● **STATED EXERCISE**: Collect every line below that contains the word "samanaikaisesti".

○ ○ ○

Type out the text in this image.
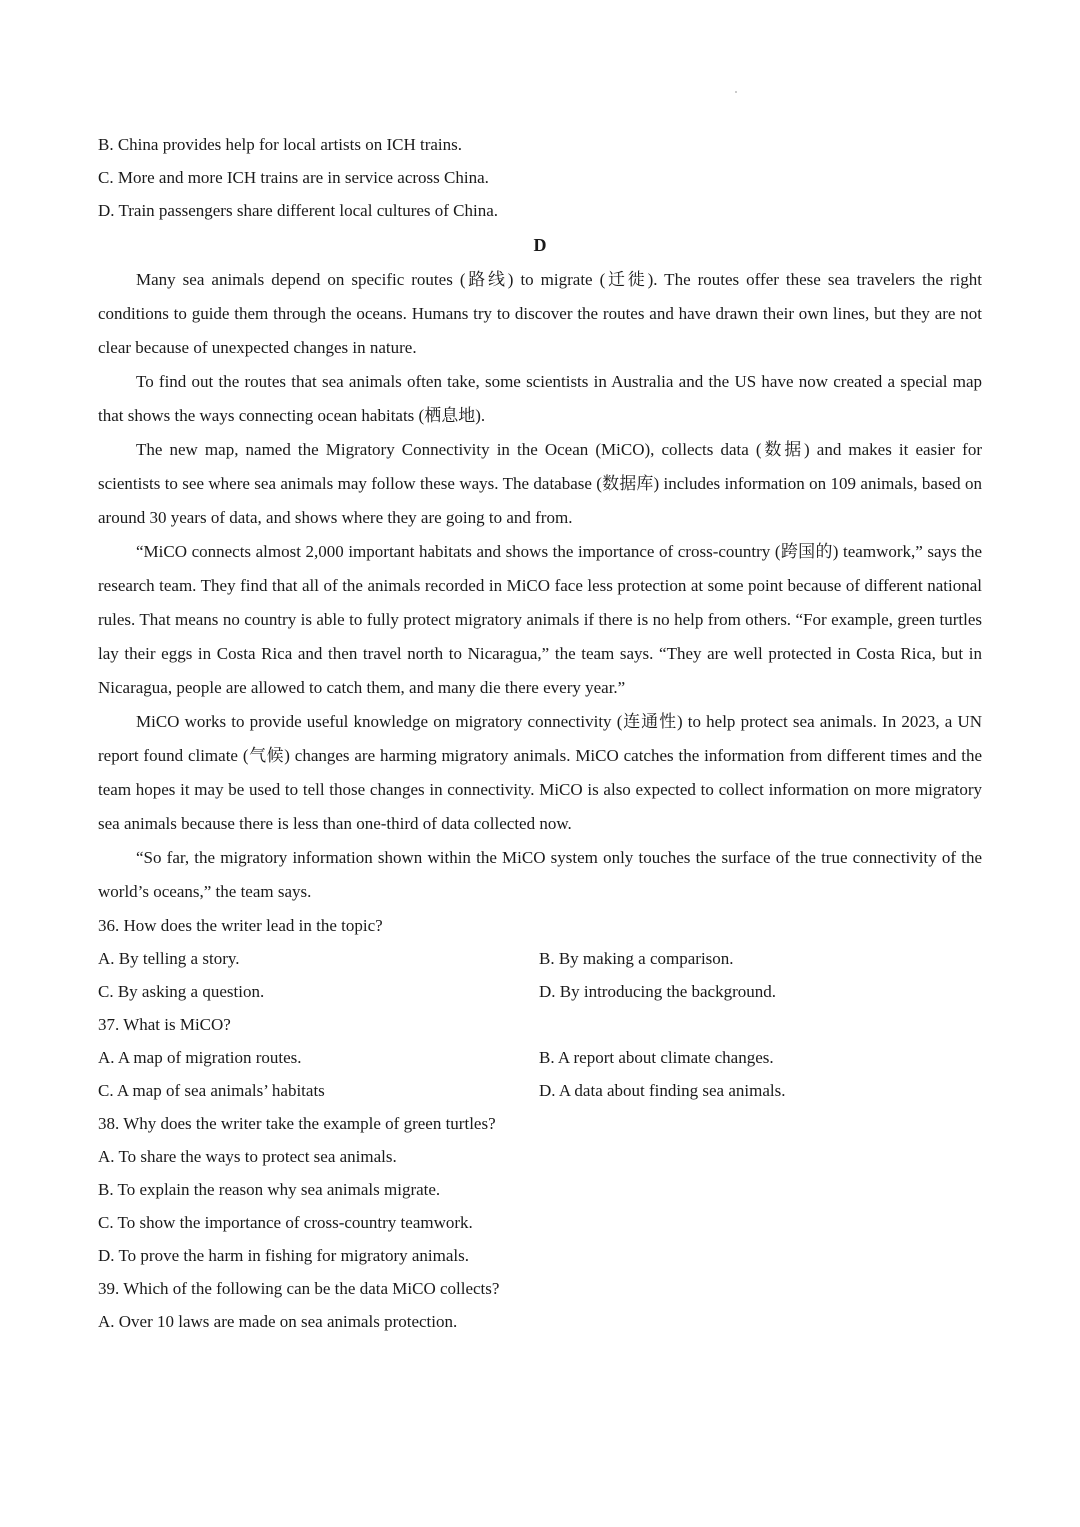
B. China provides help for local artists on ICH trains.
C. More and more ICH trains are in service across China.
D. Train passengers share different local cultures of China.
D

Many sea animals depend on specific routes (路线) to migrate (迁徙). The routes offer these sea travelers the right conditions to guide them through the oceans. Humans try to discover the routes and have drawn their own lines, but they are not clear because of unexpected changes in nature.

To find out the routes that sea animals often take, some scientists in Australia and the US have now created a special map that shows the ways connecting ocean habitats (栖息地).

The new map, named the Migratory Connectivity in the Ocean (MiCO), collects data (数据) and makes it easier for scientists to see where sea animals may follow these ways. The database (数据库) includes information on 109 animals, based on around 30 years of data, and shows where they are going to and from.

“MiCO connects almost 2,000 important habitats and shows the importance of cross-country (跨国的) teamwork,” says the research team. They find that all of the animals recorded in MiCO face less protection at some point because of different national rules. That means no country is able to fully protect migratory animals if there is no help from others. “For example, green turtles lay their eggs in Costa Rica and then travel north to Nicaragua,” the team says. “They are well protected in Costa Rica, but in Nicaragua, people are allowed to catch them, and many die there every year.”

MiCO works to provide useful knowledge on migratory connectivity (连通性) to help protect sea animals. In 2023, a UN report found climate (气候) changes are harming migratory animals. MiCO catches the information from different times and the team hopes it may be used to tell those changes in connectivity. MiCO is also expected to collect information on more migratory sea animals because there is less than one-third of data collected now.

“So far, the migratory information shown within the MiCO system only touches the surface of the true connectivity of the world’s oceans,” the team says.

36. How does the writer lead in the topic?
A. By telling a story.	B. By making a comparison.
C. By asking a question.	D. By introducing the background.
37. What is MiCO?
A. A map of migration routes.	B. A report about climate changes.
C. A map of sea animals’ habitats	D. A data about finding sea animals.
38. Why does the writer take the example of green turtles?
A. To share the ways to protect sea animals.
B. To explain the reason why sea animals migrate.
C. To show the importance of cross-country teamwork.
D. To prove the harm in fishing for migratory animals.
39. Which of the following can be the data MiCO collects?
A. Over 10 laws are made on sea animals protection.
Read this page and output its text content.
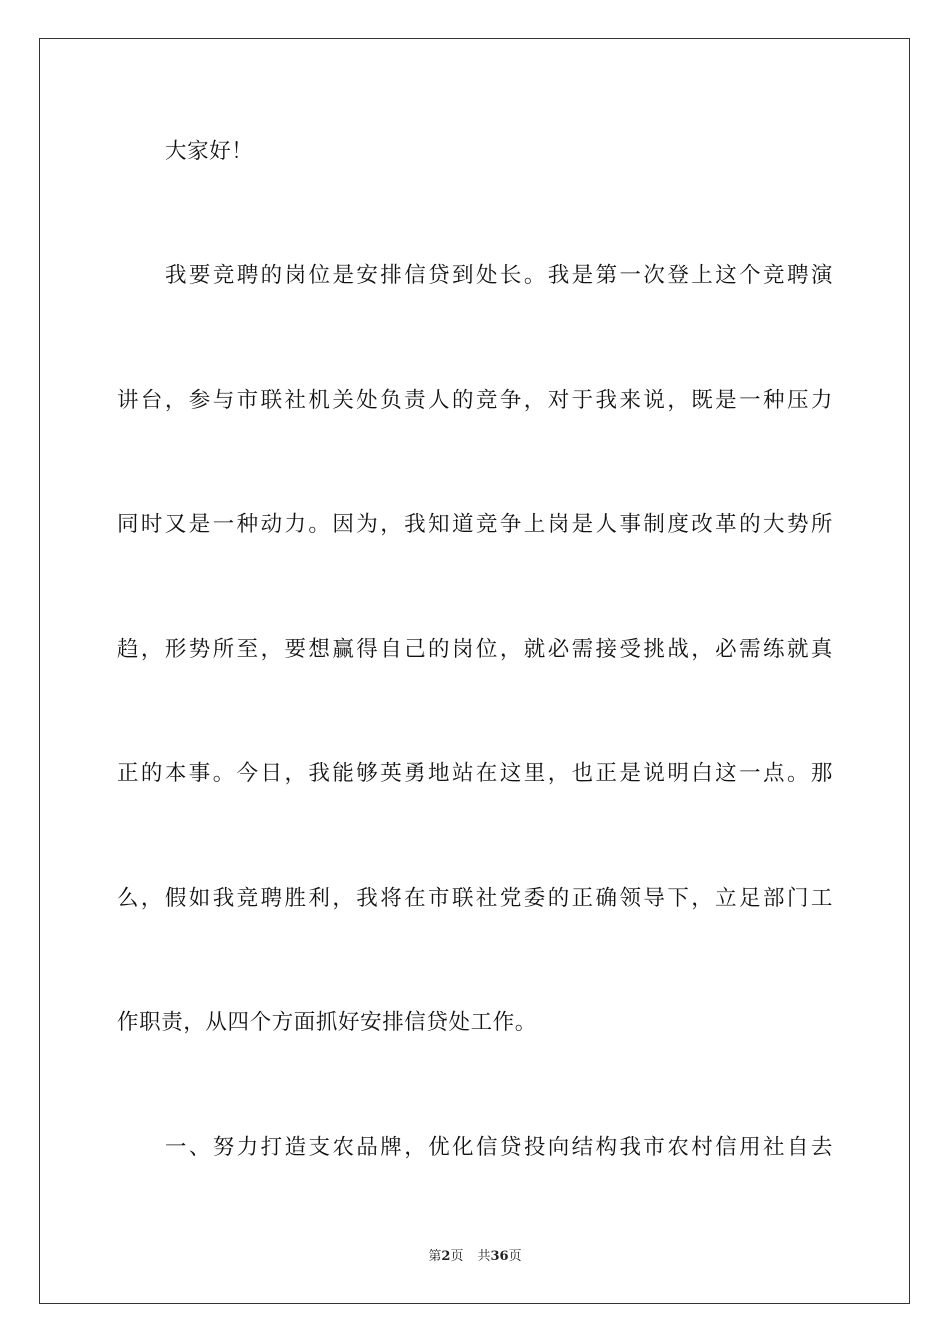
大家好！
我要竞聘的岗位是安排信贷到处长。我是第一次登上这个竞聘演
讲台，参与市联社机关处负责人的竞争，对于我来说，既是一种压力
同时又是一种动力。因为，我知道竞争上岗是人事制度改革的大势所
趋，形势所至，要想赢得自己的岗位，就必需接受挑战，必需练就真
正的本事。今日，我能够英勇地站在这里，也正是说明白这一点。那
么，假如我竞聘胜利，我将在市联社党委的正确领导下，立足部门工
作职责，从四个方面抓好安排信贷处工作。
一、努力打造支农品牌，优化信贷投向结构我市农村信用社自去
第2页 共36页
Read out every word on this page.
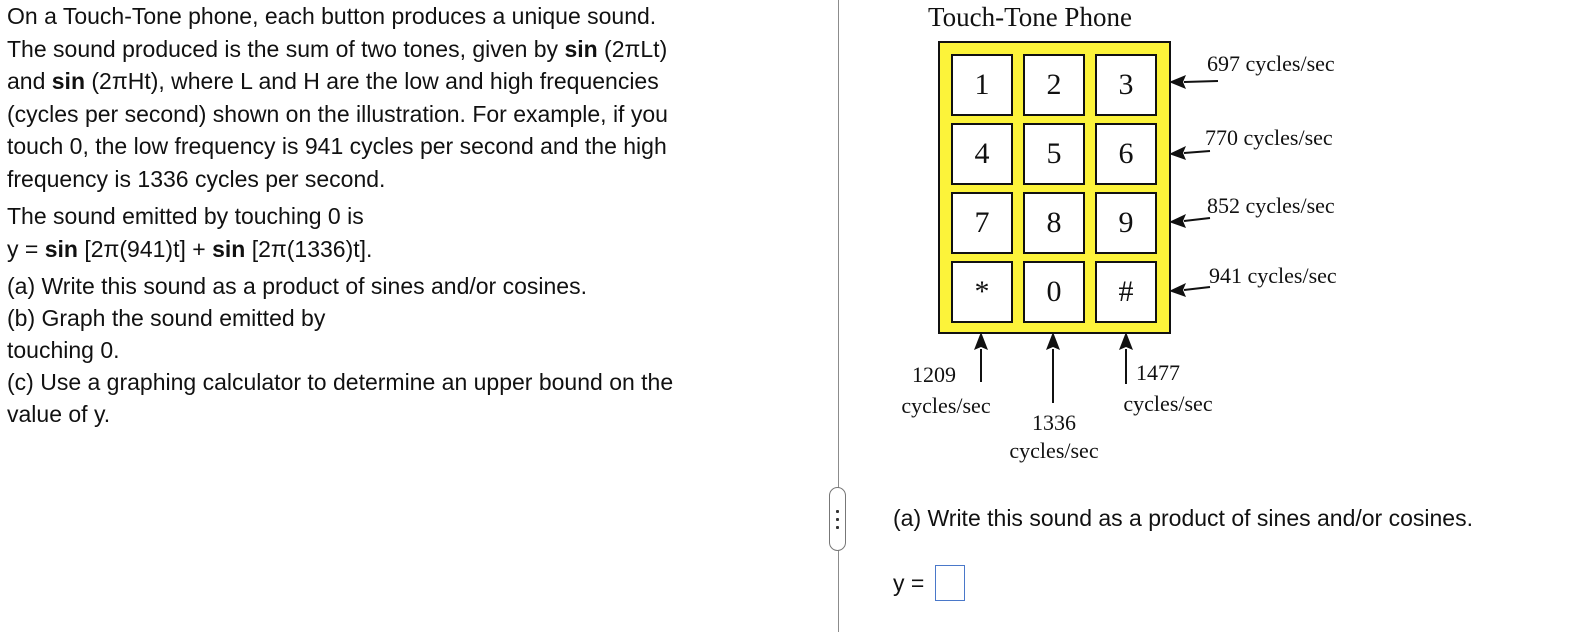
On a Touch-Tone phone, each button produces a unique sound.
The sound produced is the sum of two tones, given by sin (2πLt)
and sin (2πHt), where L and H are the low and high frequencies
(cycles per second) shown on the illustration. For example, if you
touch 0, the low frequency is 941 cycles per second and the high
frequency is 1336 cycles per second.

The sound emitted by touching 0 is
y = sin [2π(941)t] + sin [2π(1336)t].

(a) Write this sound as a product of sines and/or cosines.
(b) Graph the sound emitted by
touching 0.
(c) Use a graphing calculator to determine an upper bound on the
value of y.

Touch-Tone Phone
1	2	3
4	5	6
7	8	9
*	0	#
697 cycles/sec
770 cycles/sec
852 cycles/sec
941 cycles/sec
1209
cycles/sec
1336
cycles/sec
1477
cycles/sec
(a) Write this sound as a product of sines and/or cosines.
y =
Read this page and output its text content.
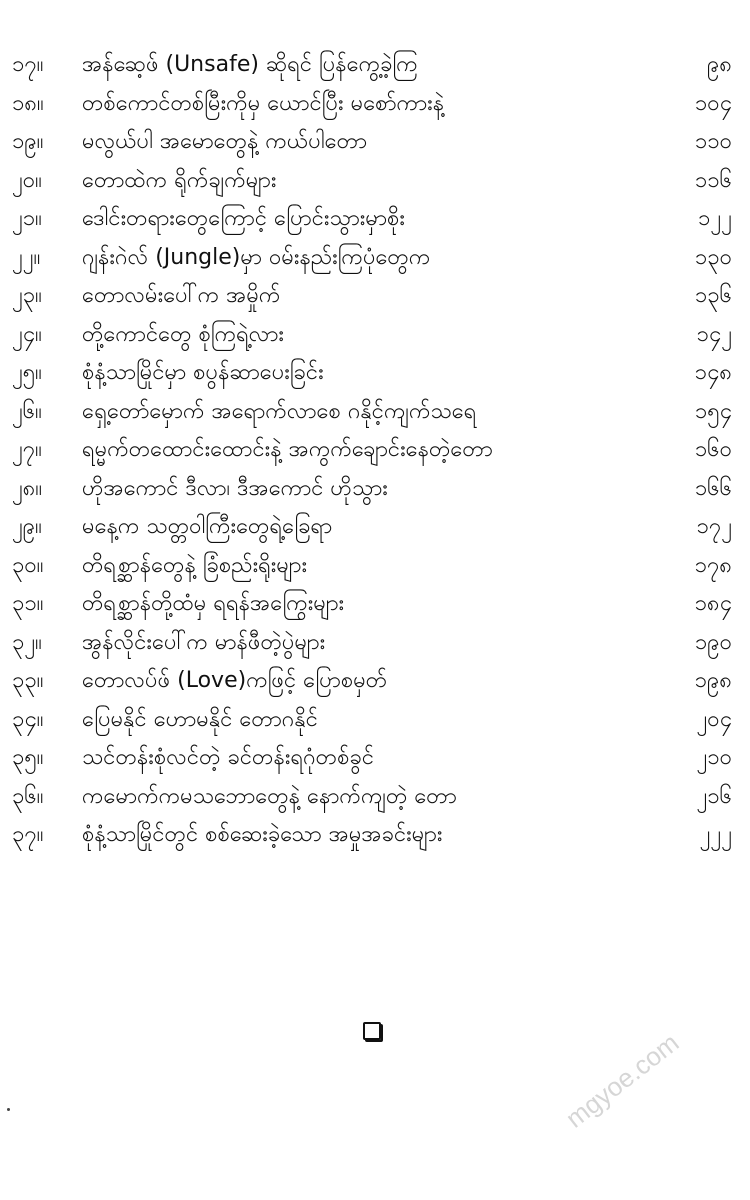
၁၇။	အန်ဆေ့ဖ် (Unsafe) ဆိုရင် ပြန်ကွေ့ခဲ့ကြ	၉၈
၁၈။	တစ်ကောင်တစ်မြီးကိုမှ ယောင်ပြီး မစော်ကားနဲ့	၁၀၄
၁၉။	မလွယ်ပါ အမောတွေနဲ့ ကယ်ပါတော	၁၁၀
၂၀။	တောထဲက ရိုက်ချက်များ	၁၁၆
၂၁။	ဒေါင်းတရားတွေကြောင့် ပြောင်းသွားမှာစိုး	၁၂၂
၂၂။	ဂျန်းဂဲလ် (Jungle)မှာ ဝမ်းနည်းကြပုံတွေက	၁၃၀
၂၃။	တောလမ်းပေါ်က အမှိုက်	၁၃၆
၂၄။	တို့ကောင်တွေ စုံကြရဲ့လား	၁၄၂
၂၅။	စုံနံ့သာမြိုင်မှာ စပွန်ဆာပေးခြင်း	၁၄၈
၂၆။	ရှေ့တော်မှောက် အရောက်လာစေ ဂနိုင့်ကျက်သရေ	၁၅၄
၂၇။	ရမ္မက်တထောင်းထောင်းနဲ့ အကွက်ချောင်းနေတဲ့တော	၁၆၀
၂၈။	ဟိုအကောင် ဒီလာ၊ ဒီအကောင် ဟိုသွား	၁၆၆
၂၉။	မနေ့က သတ္တဝါကြီးတွေရဲ့ခြေရာ	၁၇၂
၃၀။	တိရစ္ဆာန်တွေနဲ့ ခြံစည်းရိုးများ	၁၇၈
၃၁။	တိရစ္ဆာန်တို့ထံမှ ရရန်အကြွေးများ	၁၈၄
၃၂။	အွန်လိုင်းပေါ်က မာန်ဖီတဲ့ပွဲများ	၁၉၀
၃၃။	တောလပ်ဖ် (Love)ကဖြင့် ပြောစမှတ်	၁၉၈
၃၄။	ပြေမနိုင် ဟောမနိုင် တောဂနိုင်	၂၀၄
၃၅။	သင်တန်းစုံလင်တဲ့ ခင်တန်းရဂုံတစ်ခွင်	၂၁၀
၃၆။	ကမောက်ကမသဘောတွေနဲ့ နောက်ကျတဲ့ တော	၂၁၆
၃၇။	စုံနံ့သာမြိုင်တွင် စစ်ဆေးခဲ့သော အမှုအခင်းများ	၂၂၂
mgyoe.com
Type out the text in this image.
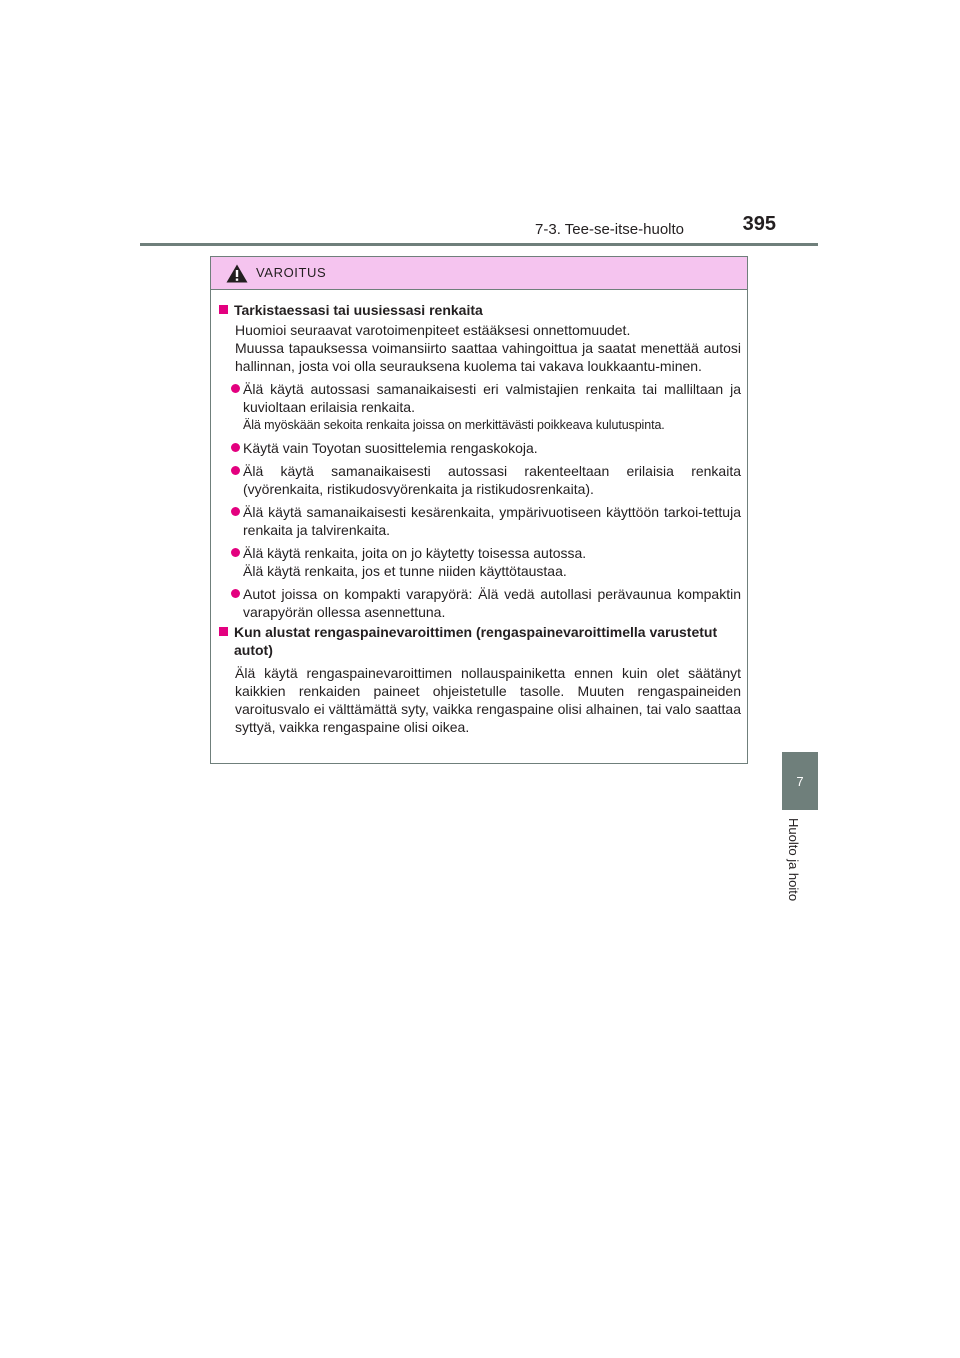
7-3. Tee-se-itse-huolto	395
7
Huolto ja hoito
VAROITUS
Tarkistaessasi tai uusiessasi renkaita
Huomioi seuraavat varotoimenpiteet estääksesi onnettomuudet.
Muussa tapauksessa voimansiirto saattaa vahingoittua ja saatat menettää autosi hallinnan, josta voi olla seurauksena kuolema tai vakava loukkaantu-minen.
Älä käytä autossasi samanaikaisesti eri valmistajien renkaita tai malliltaan ja kuvioltaan erilaisia renkaita.
Älä myöskään sekoita renkaita joissa on merkittävästi poikkeava kulutuspinta.
Käytä vain Toyotan suosittelemia rengaskokoja.
Älä käytä samanaikaisesti autossasi rakenteeltaan erilaisia renkaita (vyörenkaita, ristikudosvyörenkaita ja ristikudosrenkaita).
Älä käytä samanaikaisesti kesärenkaita, ympärivuotiseen käyttöön tarkoi-tettuja renkaita ja talvirenkaita.
Älä käytä renkaita, joita on jo käytetty toisessa autossa.
Älä käytä renkaita, jos et tunne niiden käyttötaustaa.
Autot joissa on kompakti varapyörä: Älä vedä autollasi perävaunua kompaktin varapyörän ollessa asennettuna.
Kun alustat rengaspainevaroittimen (rengaspainevaroittimella varustetut autot)
Älä käytä rengaspainevaroittimen nollauspainiketta ennen kuin olet säätänyt kaikkien renkaiden paineet ohjeistetulle tasolle. Muuten rengaspaineiden varoitusvalo ei välttämättä syty, vaikka rengaspaine olisi alhainen, tai valo saattaa syttyä, vaikka rengaspaine olisi oikea.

○ ○ ○

● **RESULT**:
Älä käytä autossasi samanaikaisesti eri valmistajien renkaita tai malliltaan ja kuvioltaan erilaisia renkaita.
Älä käytä samanaikaisesti autossasi rakenteeltaan erilaisia renkaita (vyörenkaita, ristikudosvyörenkaita ja ristikudosrenkaita).
Älä käytä samanaikaisesti kesärenkaita, ympärivuotiseen käyttöön tarkoi-tettuja renkaita ja talvirenkaita.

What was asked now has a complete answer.